Exercise
Show all lines from the data that include the word "Donkey".

:: Data ::

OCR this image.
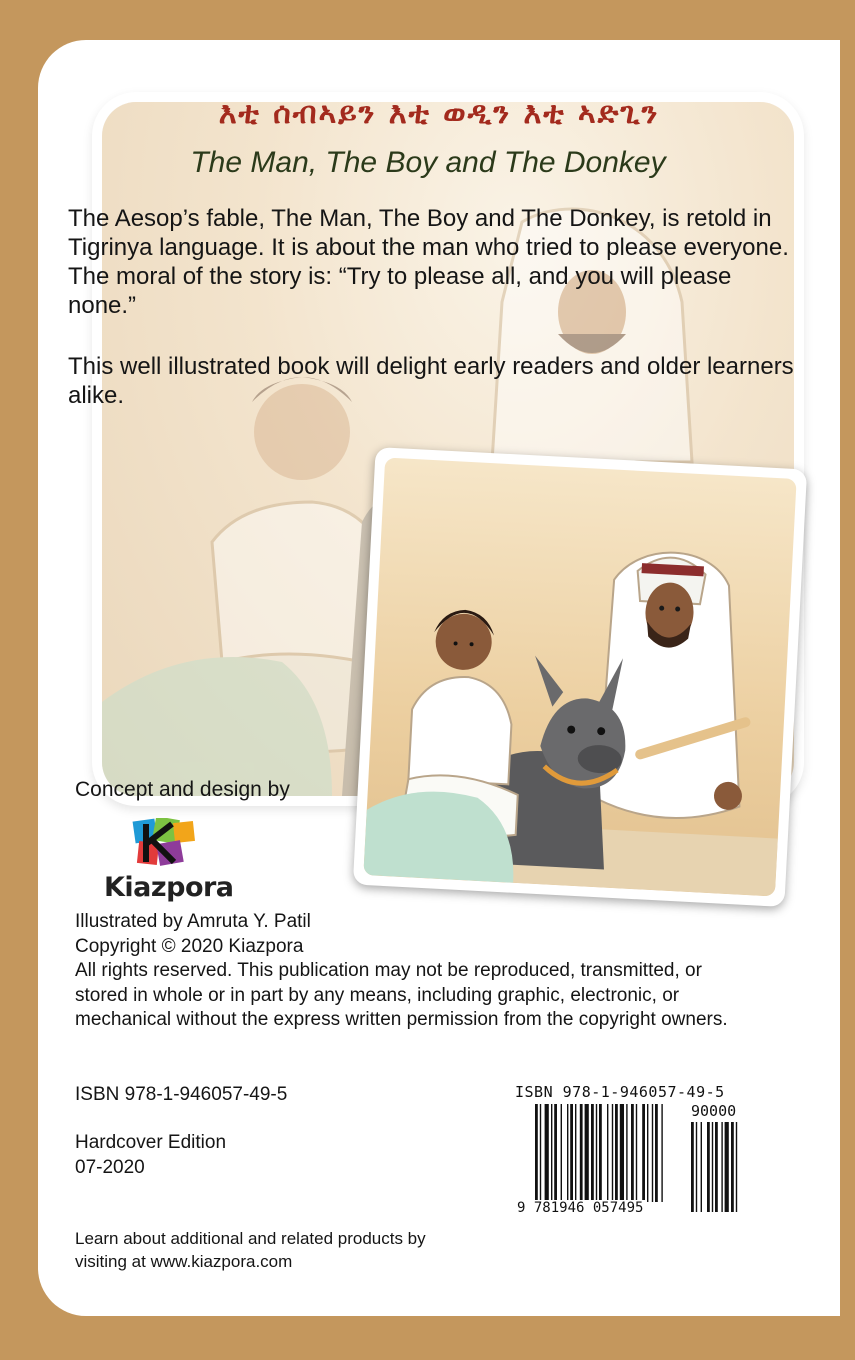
እቲ ሰብኣይን እቲ ወዲን እቲ ኣድጊን
The Man, The Boy and The Donkey

The Aesop’s fable, The Man, The Boy and The Donkey, is retold in Tigrinya language. It is about the man who tried to please everyone. The moral of the story is: “Try to please all, and you will please none.”

This well illustrated book will delight early readers and older learners alike.

Concept and design by

Kiazpora
Illustrated by Amruta Y. Patil
Copyright © 2020 Kiazpora
All rights reserved. This publication may not be reproduced, transmitted, or stored in whole or in part by any means, including graphic, electronic, or mechanical without the express written permission from the copyright owners.

ISBN 978-1-946057-49-5

Hardcover Edition
07-2020

Learn about additional and related products by visiting at www.kiazpora.com

ISBN 978-1-946057-49-5
90000
9 781946 057495
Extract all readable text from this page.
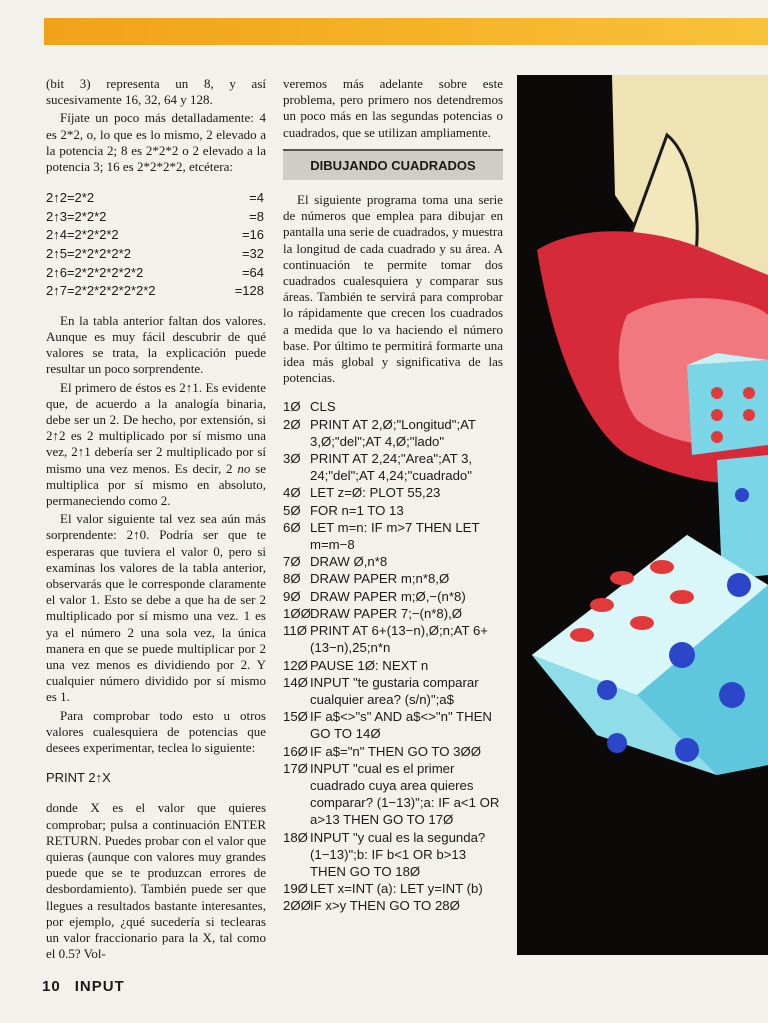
(bit 3) representa un 8, y así sucesivamente 16, 32, 64 y 128.

Fíjate un poco más detalladamente: 4 es 2*2, o, lo que es lo mismo, 2 elevado a la potencia 2; 8 es 2*2*2 o 2 elevado a la potencia 3; 16 es 2*2*2*2, etcétera:

2↑2=2*2	=4
2↑3=2*2*2	=8
2↑4=2*2*2*2	=16
2↑5=2*2*2*2*2	=32
2↑6=2*2*2*2*2*2	=64
2↑7=2*2*2*2*2*2*2	=128

En la tabla anterior faltan dos valores. Aunque es muy fácil descubrir de qué valores se trata, la explicación puede resultar un poco sorprendente.

El primero de éstos es 2↑1. Es evidente que, de acuerdo a la analogía binaria, debe ser un 2. De hecho, por extensión, si 2↑2 es 2 multiplicado por sí mismo una vez, 2↑1 debería ser 2 multiplicado por sí mismo una vez menos. Es decir, 2 no se multiplica por sí mismo en absoluto, permaneciendo como 2.

El valor siguiente tal vez sea aún más sorprendente: 2↑0. Podría ser que te esperaras que tuviera el valor 0, pero si examinas los valores de la tabla anterior, observarás que le corresponde claramente el valor 1. Esto se debe a que ha de ser 2 multiplicado por sí mismo una vez. 1 es ya el número 2 una sola vez, la única manera en que se puede multiplicar por 2 una vez menos es dividiendo por 2. Y cualquier número dividido por sí mismo es 1.

Para comprobar todo esto u otros valores cualesquiera de potencias que desees experimentar, teclea lo siguiente:

PRINT 2↑X

donde X es el valor que quieres comprobar; pulsa a continuación ENTER RETURN. Puedes probar con el valor que quieras (aunque con valores muy grandes puede que se te produzcan errores de desbordamiento). También puede ser que llegues a resultados bastante interesantes, por ejemplo, ¿qué sucedería si teclearas un valor fraccionario para la X, tal como el 0.5? Vol-

veremos más adelante sobre este problema, pero primero nos detendremos un poco más en las segundas potencias o cuadrados, que se utilizan ampliamente.

DIBUJANDO CUADRADOS

El siguiente programa toma una serie de números que emplea para dibujar en pantalla una serie de cuadrados, y muestra la longitud de cada cuadrado y su área. A continuación te permite tomar dos cuadrados cualesquiera y comparar sus áreas. También te servirá para comprobar lo rápidamente que crecen los cuadrados a medida que lo va haciendo el número base. Por último te permitirá formarte una idea más global y significativa de las potencias.

1Ø CLS
2Ø PRINT AT 2,Ø;"Longitud";AT 3,Ø;"del";AT 4,Ø;"lado"
3Ø PRINT AT 2,24;"Area";AT 3, 24;"del";AT 4,24;"cuadrado"
4Ø LET z=Ø: PLOT 55,23
5Ø FOR n=1 TO 13
6Ø LET m=n: IF m>7 THEN LET m=m−8
7Ø DRAW Ø,n*8
8Ø DRAW PAPER m;n*8,Ø
9Ø DRAW PAPER m;Ø,−(n*8)
1ØØ DRAW PAPER 7;−(n*8),Ø
11Ø PRINT AT 6+(13−n),Ø;n;AT 6+(13−n),25;n*n
12Ø PAUSE 1Ø: NEXT n
14Ø INPUT "te gustaria comparar cualquier area? (s/n)";a$
15Ø IF a$<>"s" AND a$<>"n" THEN GO TO 14Ø
16Ø IF a$="n" THEN GO TO 3ØØ
17Ø INPUT "cual es el primer cuadrado cuya area quieres comparar? (1−13)";a: IF a<1 OR a>13 THEN GO TO 17Ø
18Ø INPUT "y cual es la segunda? (1−13)";b: IF b<1 OR b>13 THEN GO TO 18Ø
19Ø LET x=INT (a): LET y=INT (b)
2ØØ IF x>y THEN GO TO 28Ø
10 INPUT
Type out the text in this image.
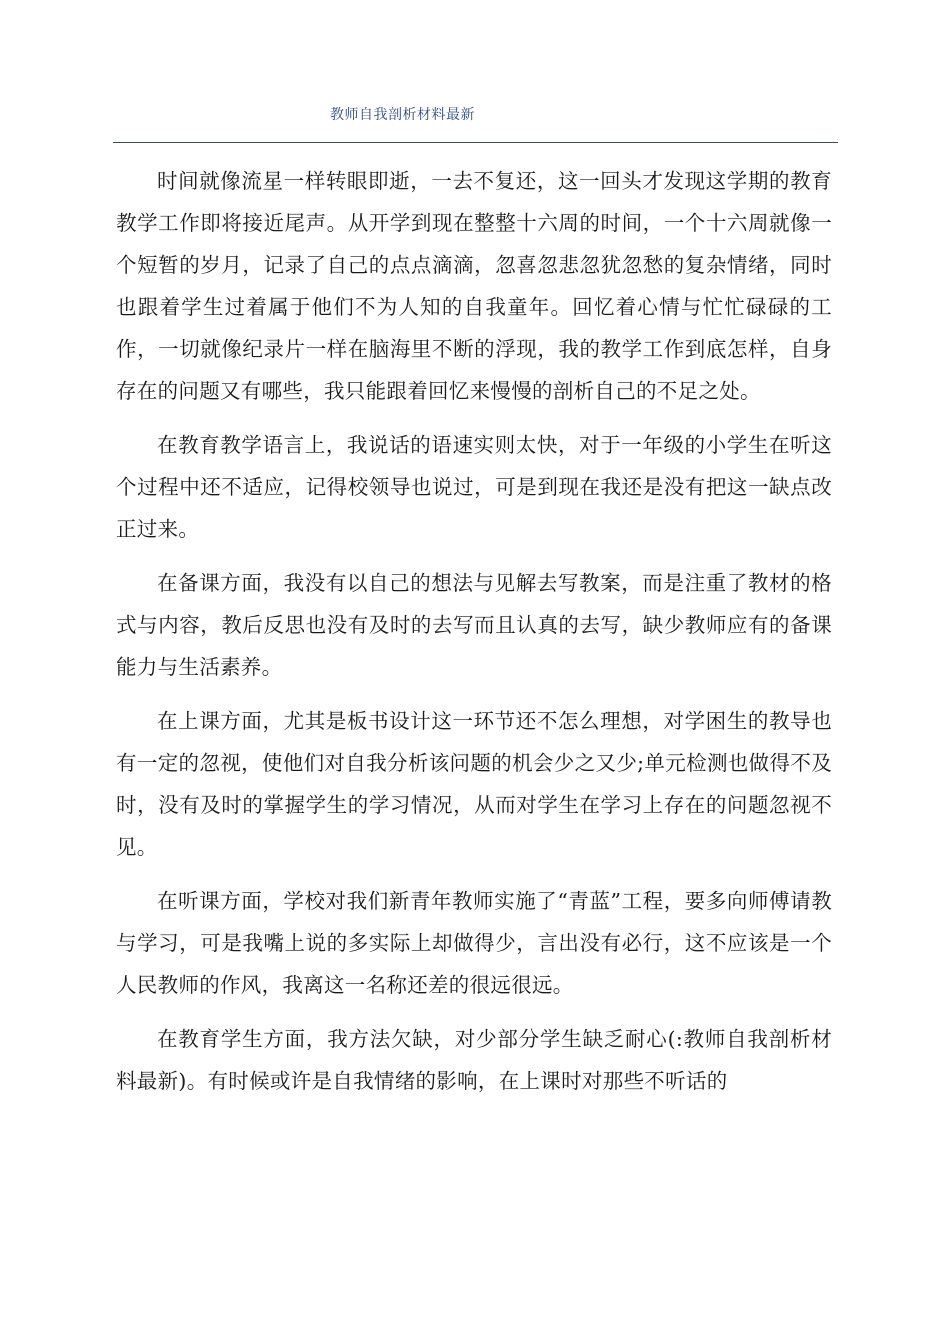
教师自我剖析材料最新

时间就像流星一样转眼即逝，一去不复还，这一回头才发现这学期的教育教学工作即将接近尾声。从开学到现在整整十六周的时间，一个十六周就像一个短暂的岁月，记录了自己的点点滴滴，忽喜忽悲忽犹忽愁的复杂情绪，同时也跟着学生过着属于他们不为人知的自我童年。回忆着心情与忙忙碌碌的工作，一切就像纪录片一样在脑海里不断的浮现，我的教学工作到底怎样，自身存在的问题又有哪些，我只能跟着回忆来慢慢的剖析自己的不足之处。

在教育教学语言上，我说话的语速实则太快，对于一年级的小学生在听这个过程中还不适应，记得校领导也说过，可是到现在我还是没有把这一缺点改正过来。

在备课方面，我没有以自己的想法与见解去写教案，而是注重了教材的格式与内容，教后反思也没有及时的去写而且认真的去写，缺少教师应有的备课能力与生活素养。

在上课方面，尤其是板书设计这一环节还不怎么理想，对学困生的教导也有一定的忽视，使他们对自我分析该问题的机会少之又少;单元检测也做得不及时，没有及时的掌握学生的学习情况，从而对学生在学习上存在的问题忽视不见。

在听课方面，学校对我们新青年教师实施了“青蓝”工程，要多向师傅请教与学习，可是我嘴上说的多实际上却做得少，言出没有必行，这不应该是一个人民教师的作风，我离这一名称还差的很远很远。

在教育学生方面，我方法欠缺，对少部分学生缺乏耐心(:教师自我剖析材料最新)。有时候或许是自我情绪的影响，在上课时对那些不听话的
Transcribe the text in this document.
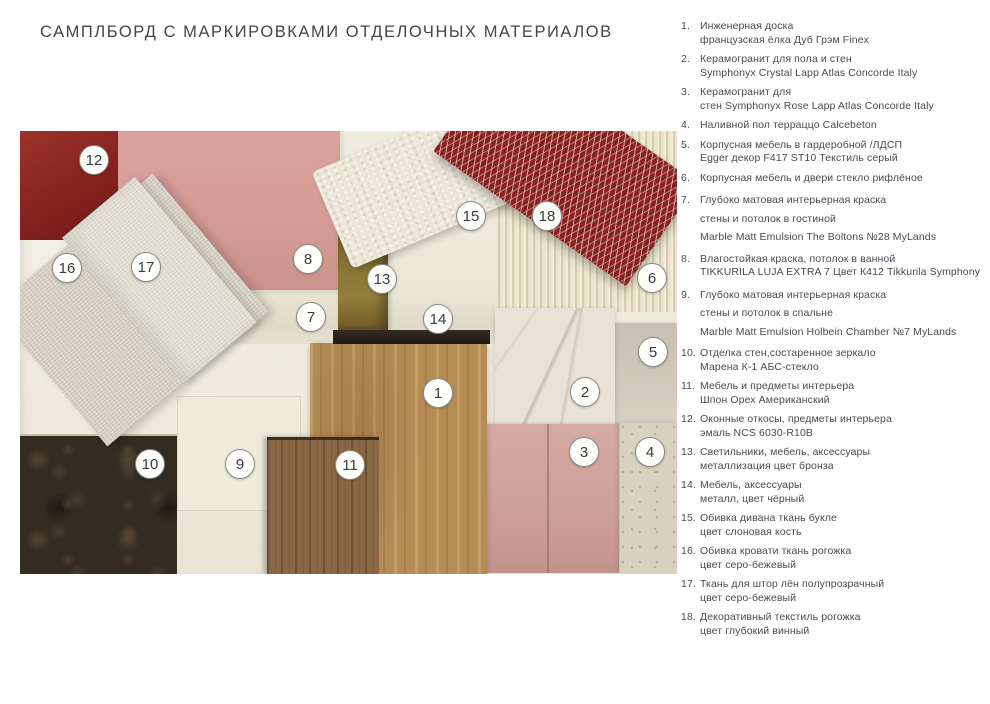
САМПЛБОРД С МАРКИРОВКАМИ ОТДЕЛОЧНЫХ МАТЕРИАЛОВ
1	2
3	4
5
6
7
8
9
10	11
12
13
14
15
16	17
18
1. Инженерная доска
французская ёлка Дуб Грэм Finex
2. Керамогранит для пола и стен
Symphonyx Crystal Lapp Atlas Concorde Italy
3. Керамогранит для
стен Symphonyx Rose Lapp Atlas Concorde Italy
4. Наливной пол терраццо Calcebeton
5. Корпусная мебель в гардеробной /ЛДСП
Egger декор F417 ST10 Текстиль серый
6. Корпусная мебель и двери стекло рифлёное
7. Глубоко матовая интерьерная краска
стены и потолок в гостиной
Marble Matt Emulsion The Boltons №28 MyLands
8. Влагостойкая краска, потолок в ванной
TIKKURILA LUJA EXTRA 7 Цвет К412 Tikkurila Symphony
9. Глубоко матовая интерьерная краска
стены и потолок в спальне
Marble Matt Emulsion Holbein Chamber №7 MyLands
10. Отделка стен,состаренное зеркало
Марена К-1 АБС-стекло
11. Мебель и предметы интерьера
Шпон Орех Американский
12. Оконные откосы, предметы интерьера
эмаль NCS 6030-R10B
13. Светильники, мебель, аксессуары
металлизация цвет бронза
14. Мебель, аксессуары
металл, цвет чёрный
15. Обивка дивана ткань букле
цвет слоновая кость
16. Обивка кровати ткань рогожка
цвет серо-бежевый
17. Ткань для штор лён полупрозрачный
цвет серо-бежевый
18. Декоративный текстиль рогожка
цвет глубокий винный
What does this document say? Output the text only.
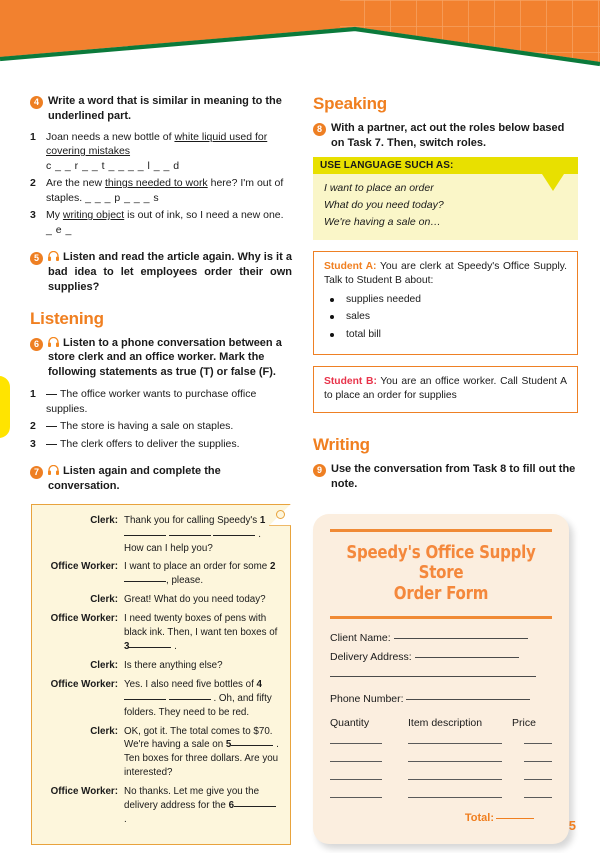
4 Write a word that is similar in meaning to the underlined part.
1 Joan needs a new bottle of white liquid used for covering mistakes
c _ _ r _ _ t _ _ _ _ l _ _ d
2 Are the new things needed to work here? I'm out of staples. _ _ _ p _ _ _ s
3 My writing object is out of ink, so I need a new one. _ e _
5	Listen and read the article again. Why is it a bad idea to let employees order their own supplies?
Listening
6	Listen to a phone conversation between a store clerk and an office worker. Mark the following statements as true (T) or false (F).
1	The office worker wants to purchase office supplies.
2	The store is having a sale on staples.
3	The clerk offers to deliver the supplies.
7	Listen again and complete the conversation.
Clerk: Thank you for calling Speedy's 1   . How can I help you?
Office Worker: I want to place an order for some 2, please.
Clerk: Great! What do you need today?
Office Worker: I need twenty boxes of pens with black ink. Then, I want ten boxes of 3	.
Clerk: Is there anything else?
Office Worker: Yes. I also need five bottles of 4  . Oh, and fifty folders. They need to be red.
Clerk: OK, got it. The total comes to $70. We're having a sale on 5	. Ten boxes for three dollars. Are you interested?
Office Worker: No thanks. Let me give you the delivery address for the 6 .
Speaking
8 With a partner, act out the roles below based on Task 7. Then, switch roles.
USE LANGUAGE SUCH AS:
I want to place an order
What do you need today?
We're having a sale on…
Student A: You are clerk at Speedy's Office Supply. Talk to Student B about:
supplies needed
sales
total bill
Student B: You are an office worker. Call Student A to place an order for supplies
Writing
9 Use the conversation from Task 8 to fill out the note.
Speedy's Office Supply Store
Order Form
Client Name:
Delivery Address:
Phone Number:
Quantity	Item description	Price
Total:
5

:::

Solution
The Man, The Boy and The Donkey
The Aesop’s fable, The Man, The Boy and The Donkey, is retold in Tigrinya language. It is about the man who tried to please everyone. The moral of the story is: “Try to please all, and you will please none.”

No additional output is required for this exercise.